Text block.
┏━━
If you use NPM, `npm install vis-utils`. Otherwise, download the [latest release](https://github.com/pbeshai/vis-utils/releases/latest).

## API Reference

- [`extentLimited`](#extentLimited)
- [`extentMulti`](#extentMulti)
- [`filterInRect`](#filterInRect)
- [`filterInRectFromQuadtree`](#filterInRectFromQuadtree)
- [`findClosestSorted`](#findClosestSorted)
- [`findClosestUnsorted`](#findClosestUnsorted)
- [`findEqualSorted`](#findEqualSorted)
- [`findEqualUnsorted`](#findEqualUnsorted)
- [`rectContains`](#rectContains)
- [`rectIntersects`](#rectIntersects)
- [`rotate`](#rotate)


### <a href="#extentLimited" name="extentLimited">#</a> extentLimited(array, valueAccessor, minPercentile, maxPercentile)

Compute the extent (min and max) of an array, limiting the min and the max
by the specified percentiles. Percentiles are values between 0 and 1.

**Parameters**
- **array** *(Array)* The array to iterate over
- **[valueAccessor]** *(Function)*  How to read a value in the array *(defaults to identity)*
- **[minPercentile]** *(Number)*  If provided, limits the min to this percentile value (between 0 and 1).
┗━━
Excerpted data.
┏━━
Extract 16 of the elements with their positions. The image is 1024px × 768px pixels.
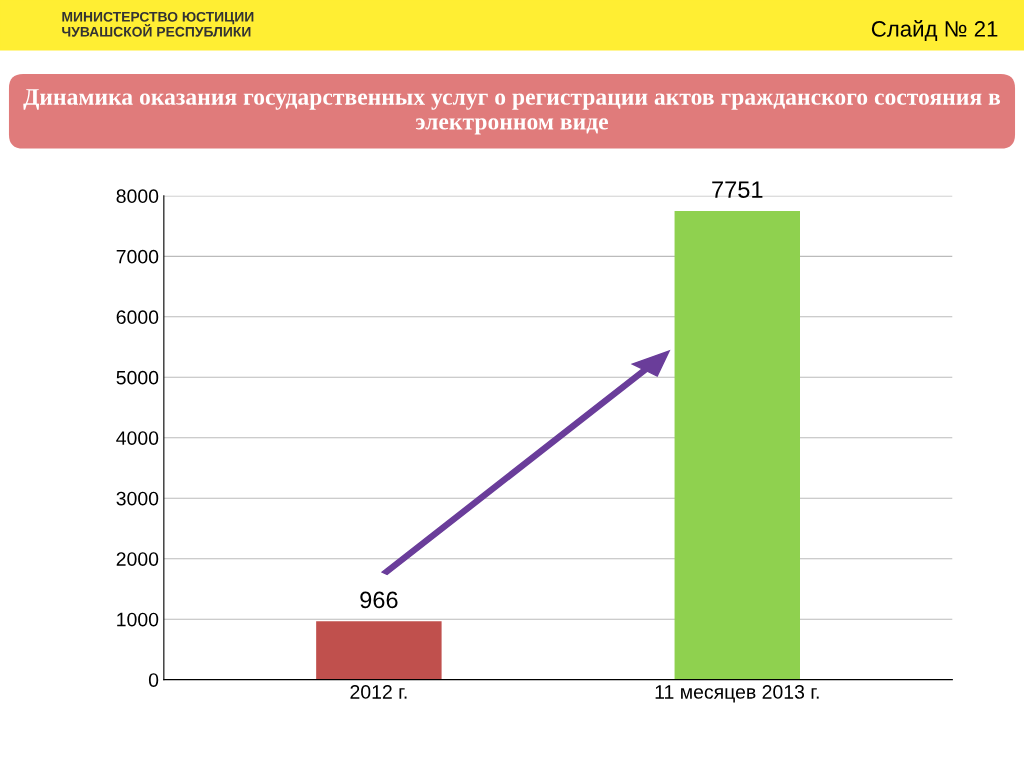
y-tick-label: 0 — [148, 673, 159, 687]
chart-title: Динамика оказания государственных услуг о регистрации актов гражданского состояния в электронном виде — [23, 89, 1001, 135]
x-tick-label: 2012 г. — [350, 685, 407, 699]
y-tick-label: 5000 — [116, 370, 159, 385]
data-label: 966 — [360, 591, 398, 609]
text: Слайд № 21 — [871, 20, 998, 41]
x-tick-label: 11 месяцев 2013 г. — [655, 685, 819, 703]
data-label: 7751 — [712, 181, 763, 198]
y-tick-label: 2000 — [116, 552, 159, 566]
y-tick-label: 8000 — [116, 189, 159, 204]
y-tick-label: 4000 — [116, 431, 159, 445]
y-tick-label: 7000 — [116, 249, 159, 264]
y-tick-label: 1000 — [117, 612, 159, 627]
text: МИНИСТЕРСТВО ЮСТИЦИИ ЧУВАШСКОЙ РЕСПУБЛИКИ — [62, 11, 254, 37]
y-tick-label: 6000 — [116, 310, 159, 325]
y-tick-label: 3000 — [116, 491, 159, 506]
┗━━
Things to do.
A – List every function in the vis-utils API reference whose name begins with "find".
B – Output every line of the records verbatim, omitting the picture placeholder.
The vis-utils API reference and the records were taken from unrelated sources.

Solutions by task.
A –
- findClosestSorted
- findClosestUnsorted
- findEqualSorted
- findEqualUnsorted

B –
Extract 16 of the elements with their positions. The image is 1024px × 768px pixels.
y-tick-label: 0 — [148, 673, 159, 687]
chart-title: Динамика оказания государственных услуг о регистрации актов гражданского состояния в электронном виде — [23, 89, 1001, 135]
x-tick-label: 2012 г. — [350, 685, 407, 699]
y-tick-label: 5000 — [116, 370, 159, 385]
data-label: 966 — [360, 591, 398, 609]
text: Слайд № 21 — [871, 20, 998, 41]
x-tick-label: 11 месяцев 2013 г. — [655, 685, 819, 703]
data-label: 7751 — [712, 181, 763, 198]
y-tick-label: 2000 — [116, 552, 159, 566]
y-tick-label: 8000 — [116, 189, 159, 204]
y-tick-label: 4000 — [116, 431, 159, 445]
y-tick-label: 7000 — [116, 249, 159, 264]
y-tick-label: 1000 — [117, 612, 159, 627]
text: МИНИСТЕРСТВО ЮСТИЦИИ ЧУВАШСКОЙ РЕСПУБЛИКИ — [62, 11, 254, 37]
y-tick-label: 6000 — [116, 310, 159, 325]
y-tick-label: 3000 — [116, 491, 159, 506]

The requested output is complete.